Le Fonds interjette appel.

Moyens des parties en appel

Le Fonds considère que Madame B. ne démontre pas une exposition au risque de contracter une maladie infectieuse dans le cadre de ses activités professionnelles.

Il s’attache particulièrement aux risques généraux rencontrés dans une maison de repos, dont il précise que celle-ci est destinée à l’accueil des personnes âgées qui, sans nécessairement être en parfaite santé, ne sont pas plus porteuses de maladies infectieuses que la population en général. Le Fonds fait la distinction avec les maisons de repos et de soins, qui hébergent des personnes malades. Il demande dès lors la réformation du jugement rendu.

Madame B. sollicite quant à elle la confirmation de celui-ci.

La position de la Cour

La Cour rappelle les principes en matière d’écartement, prévus aux articles 37 à 40 des lois coordonnées le 3 juin 1970 relatives à la réparation des dommages résultant des maladies professionnelles.

L’article 37 § 1er organise l’écartement temporaire ou définitif de tout travailleur. Le § 2 prévoit quant à lui l’indemnisation, dans le cadre d’indemnités d’incapacité temporaire, de la personne en écartement temporaire. Il prévoit en outre que, lorsqu’il s’agit de travailleuses enceintes, le droit aux allocations est limité à la période s’écoulant entre le début de la grossesse et le début des six semaines préalables à la date présumée de l’accouchement.

La première question est de savoir si cet article vise uniquement les maladies de la liste dressée par l’arrêté royal du 28 mars 1969. Ainsi que le relève la Cour, il n’y a aucun argument pour limiter cette indemnisation à ce type de maladie.

Il y a dès lors lieu d’apprécier concrètement si l’activité professionnelle exercée exposait l’intéressée au risque repris sous le code 1.404.03 ou, à défaut d’être en présence d’une maladie de la liste, de rechercher si elle indemnisable hors liste. Dans l’hypothèse, en effet, où une maison de repos ne pourrait être considérée comme « institution de soins », il conviendra de définir si l’activité professionnelle pouvait être la cause déterminante et directe d’une maladie infectieuse. Il s’agit des règles de l’article 30bis.
========================
- Questions:
1. Modifiez l'extrait d'arrêt : reprenez tout ce qui va de "La position de" jusqu'à "présumée de l’accouchement.", en remplaçant "écartement" par "éloignement".
2. Traduisez en anglais cette phrase de l'extrait d'arrêt : « L’article 37 § 1er organise l’écartement temporaire ou définitif de tout travailleur. »
Les enregistrements qui suivent ne sont pas nécessaires.

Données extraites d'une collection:
========================
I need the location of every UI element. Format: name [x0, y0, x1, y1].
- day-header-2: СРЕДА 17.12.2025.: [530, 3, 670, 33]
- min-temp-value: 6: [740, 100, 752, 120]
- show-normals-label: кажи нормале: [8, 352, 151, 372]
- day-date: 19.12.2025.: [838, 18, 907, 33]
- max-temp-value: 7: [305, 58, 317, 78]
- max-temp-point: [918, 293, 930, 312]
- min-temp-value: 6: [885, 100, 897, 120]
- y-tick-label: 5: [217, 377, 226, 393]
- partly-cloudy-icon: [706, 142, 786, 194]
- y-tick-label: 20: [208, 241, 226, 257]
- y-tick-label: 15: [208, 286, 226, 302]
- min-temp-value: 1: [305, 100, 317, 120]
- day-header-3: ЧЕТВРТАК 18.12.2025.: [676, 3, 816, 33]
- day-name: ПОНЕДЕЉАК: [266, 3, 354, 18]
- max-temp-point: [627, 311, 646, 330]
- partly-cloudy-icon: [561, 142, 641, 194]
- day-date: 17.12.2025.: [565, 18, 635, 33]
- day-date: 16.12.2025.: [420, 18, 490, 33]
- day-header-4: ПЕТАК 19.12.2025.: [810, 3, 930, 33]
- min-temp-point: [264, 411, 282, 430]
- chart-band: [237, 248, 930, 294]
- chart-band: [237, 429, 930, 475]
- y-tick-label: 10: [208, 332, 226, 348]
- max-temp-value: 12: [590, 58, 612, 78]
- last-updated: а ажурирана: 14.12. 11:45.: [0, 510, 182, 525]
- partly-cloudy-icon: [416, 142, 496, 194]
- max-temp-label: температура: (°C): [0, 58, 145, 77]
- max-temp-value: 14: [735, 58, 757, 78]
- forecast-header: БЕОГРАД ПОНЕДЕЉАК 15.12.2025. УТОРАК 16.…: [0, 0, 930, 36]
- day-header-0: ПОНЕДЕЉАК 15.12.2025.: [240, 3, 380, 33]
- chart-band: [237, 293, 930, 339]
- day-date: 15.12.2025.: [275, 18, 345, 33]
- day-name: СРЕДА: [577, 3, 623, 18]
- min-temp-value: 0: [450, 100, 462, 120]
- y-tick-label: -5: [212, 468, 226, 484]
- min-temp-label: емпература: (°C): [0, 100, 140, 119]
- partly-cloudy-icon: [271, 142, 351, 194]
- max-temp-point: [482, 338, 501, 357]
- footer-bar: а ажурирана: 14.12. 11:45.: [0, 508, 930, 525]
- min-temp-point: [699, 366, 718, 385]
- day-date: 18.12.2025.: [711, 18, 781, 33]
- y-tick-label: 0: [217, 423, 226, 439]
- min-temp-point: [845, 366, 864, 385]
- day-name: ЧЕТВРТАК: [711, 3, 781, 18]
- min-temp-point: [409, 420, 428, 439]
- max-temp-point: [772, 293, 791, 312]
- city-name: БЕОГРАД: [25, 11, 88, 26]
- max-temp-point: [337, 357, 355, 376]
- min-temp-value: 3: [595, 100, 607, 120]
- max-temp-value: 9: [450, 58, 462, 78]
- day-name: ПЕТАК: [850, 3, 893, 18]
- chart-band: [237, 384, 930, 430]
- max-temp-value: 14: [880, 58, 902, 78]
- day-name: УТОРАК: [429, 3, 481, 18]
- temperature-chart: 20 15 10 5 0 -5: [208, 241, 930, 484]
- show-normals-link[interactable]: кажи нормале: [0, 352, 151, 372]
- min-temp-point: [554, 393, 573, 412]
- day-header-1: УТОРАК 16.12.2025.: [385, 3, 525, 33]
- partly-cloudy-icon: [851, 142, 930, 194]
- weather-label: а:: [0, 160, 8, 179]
========================
- Réponses par consigne:
1.
La position de la Cour

La Cour rappelle les principes en matière d’éloignement, prévus aux articles 37 à 40 des lois coordonnées le 3 juin 1970 relatives à la réparation des dommages résultant des maladies professionnelles.

L’article 37 § 1er organise l’éloignement temporaire ou définitif de tout travailleur. Le § 2 prévoit quant à lui l’indemnisation, dans le cadre d’indemnités d’incapacité temporaire, de la personne en éloignement temporaire. Il prévoit en outre que, lorsqu’il s’agit de travailleuses enceintes, le droit aux allocations est limité à la période s’écoulant entre le début de la grossesse et le début des six semaines préalables à la date présumée de l’accouchement.

2. Article 37 § 1 provides for the temporary or permanent removal of any worker.